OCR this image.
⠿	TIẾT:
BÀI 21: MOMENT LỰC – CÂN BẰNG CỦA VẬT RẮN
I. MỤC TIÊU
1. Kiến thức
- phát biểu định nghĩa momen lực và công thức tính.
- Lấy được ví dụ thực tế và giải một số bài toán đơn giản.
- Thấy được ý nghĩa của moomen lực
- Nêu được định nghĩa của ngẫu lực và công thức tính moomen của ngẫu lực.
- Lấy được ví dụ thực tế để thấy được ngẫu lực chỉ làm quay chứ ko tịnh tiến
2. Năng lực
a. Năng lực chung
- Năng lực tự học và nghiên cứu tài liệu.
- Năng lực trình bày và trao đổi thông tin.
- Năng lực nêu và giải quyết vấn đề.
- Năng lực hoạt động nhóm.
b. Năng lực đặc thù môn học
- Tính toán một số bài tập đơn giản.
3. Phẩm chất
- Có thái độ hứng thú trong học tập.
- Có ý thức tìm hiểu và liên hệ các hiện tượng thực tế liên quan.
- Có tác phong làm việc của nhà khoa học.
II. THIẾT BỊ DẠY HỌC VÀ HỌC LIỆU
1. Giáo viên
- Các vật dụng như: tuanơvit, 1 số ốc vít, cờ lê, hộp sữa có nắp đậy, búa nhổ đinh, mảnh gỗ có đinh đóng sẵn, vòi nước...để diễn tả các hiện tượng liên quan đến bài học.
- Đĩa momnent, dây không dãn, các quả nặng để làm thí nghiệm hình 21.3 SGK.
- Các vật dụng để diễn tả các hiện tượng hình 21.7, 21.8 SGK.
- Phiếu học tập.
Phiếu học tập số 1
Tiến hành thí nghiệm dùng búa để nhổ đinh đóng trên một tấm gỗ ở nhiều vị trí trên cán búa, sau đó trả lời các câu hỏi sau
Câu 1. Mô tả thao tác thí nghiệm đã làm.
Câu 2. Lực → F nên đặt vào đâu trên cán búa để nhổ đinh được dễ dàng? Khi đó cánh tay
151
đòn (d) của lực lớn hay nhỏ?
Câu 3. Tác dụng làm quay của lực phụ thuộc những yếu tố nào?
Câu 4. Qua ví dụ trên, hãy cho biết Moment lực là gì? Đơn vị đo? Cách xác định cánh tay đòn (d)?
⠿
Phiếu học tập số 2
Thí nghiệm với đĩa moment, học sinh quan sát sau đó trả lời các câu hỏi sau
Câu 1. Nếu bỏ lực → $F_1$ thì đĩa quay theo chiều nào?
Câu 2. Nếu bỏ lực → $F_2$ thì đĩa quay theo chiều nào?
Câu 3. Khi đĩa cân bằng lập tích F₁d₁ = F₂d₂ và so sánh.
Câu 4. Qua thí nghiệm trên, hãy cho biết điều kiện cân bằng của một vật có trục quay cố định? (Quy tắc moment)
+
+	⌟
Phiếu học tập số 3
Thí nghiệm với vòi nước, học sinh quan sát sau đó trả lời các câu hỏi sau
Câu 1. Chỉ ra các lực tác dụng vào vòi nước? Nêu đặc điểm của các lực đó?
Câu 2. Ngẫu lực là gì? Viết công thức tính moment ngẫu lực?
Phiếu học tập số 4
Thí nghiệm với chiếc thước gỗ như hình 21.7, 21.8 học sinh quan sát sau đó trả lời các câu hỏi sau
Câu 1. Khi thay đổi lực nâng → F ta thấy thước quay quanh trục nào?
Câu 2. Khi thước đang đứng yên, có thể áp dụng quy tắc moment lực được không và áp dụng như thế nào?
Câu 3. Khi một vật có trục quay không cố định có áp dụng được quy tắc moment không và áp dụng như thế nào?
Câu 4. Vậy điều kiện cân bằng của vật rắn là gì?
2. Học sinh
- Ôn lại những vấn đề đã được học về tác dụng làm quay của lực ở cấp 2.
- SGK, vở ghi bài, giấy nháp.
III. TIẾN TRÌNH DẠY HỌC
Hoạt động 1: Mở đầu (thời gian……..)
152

Task to complete —
Check all the records above and select each line where the string "liên" is found.

Solution for this task —
- Có ý thức tìm hiểu và liên hệ các hiện tượng thực tế liên quan.
- Các vật dụng như: tuanơvit, 1 số ốc vít, cờ lê, hộp sữa có nắp đậy, búa nhổ đinh, mảnh gỗ có đinh đóng sẵn, vòi nước...để diễn tả các hiện tượng liên quan đến bài học.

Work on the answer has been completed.